Below is a set of records; restate each one word for word.

⟨

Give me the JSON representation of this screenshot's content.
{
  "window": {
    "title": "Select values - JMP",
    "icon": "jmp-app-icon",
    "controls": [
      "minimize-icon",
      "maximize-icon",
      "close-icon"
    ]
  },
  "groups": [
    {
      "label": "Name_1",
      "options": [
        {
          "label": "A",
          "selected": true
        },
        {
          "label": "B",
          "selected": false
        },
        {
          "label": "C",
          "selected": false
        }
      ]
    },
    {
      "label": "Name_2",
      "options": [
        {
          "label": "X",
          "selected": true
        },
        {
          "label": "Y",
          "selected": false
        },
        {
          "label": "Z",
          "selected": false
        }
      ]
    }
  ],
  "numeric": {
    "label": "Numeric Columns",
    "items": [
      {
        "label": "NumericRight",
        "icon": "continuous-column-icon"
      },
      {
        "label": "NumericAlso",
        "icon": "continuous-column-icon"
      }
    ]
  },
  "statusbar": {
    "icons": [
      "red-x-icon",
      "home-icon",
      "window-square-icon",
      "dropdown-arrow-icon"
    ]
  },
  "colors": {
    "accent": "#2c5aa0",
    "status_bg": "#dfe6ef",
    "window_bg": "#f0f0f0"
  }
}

⟩

• [RESPONSE TO THE TASK]
Give me the JSON representation of this screenshot's content.
{
  "window": {
    "title": "Select values - JMP",
    "icon": "jmp-app-icon",
    "controls": [
      "minimize-icon",
      "maximize-icon",
      "close-icon"
    ]
  },
  "groups": [
    {
      "label": "Name_1",
      "options": [
        {
          "label": "A",
          "selected": true
        },
        {
          "label": "B",
          "selected": false
        },
        {
          "label": "C",
          "selected": false
        }
      ]
    },
    {
      "label": "Name_2",
      "options": [
        {
          "label": "X",
          "selected": true
        },
        {
          "label": "Y",
          "selected": false
        },
        {
          "label": "Z",
          "selected": false
        }
      ]
    }
  ],
  "numeric": {
    "label": "Numeric Columns",
    "items": [
      {
        "label": "NumericRight",
        "icon": "continuous-column-icon"
      },
      {
        "label": "NumericAlso",
        "icon": "continuous-column-icon"
      }
    ]
  },
  "statusbar": {
    "icons": [
      "red-x-icon",
      "home-icon",
      "window-square-icon",
      "dropdown-arrow-icon"
    ]
  },
  "colors": {
    "accent": "#2c5aa0",
    "status_bg": "#dfe6ef",
    "window_bg": "#f0f0f0"
  }
}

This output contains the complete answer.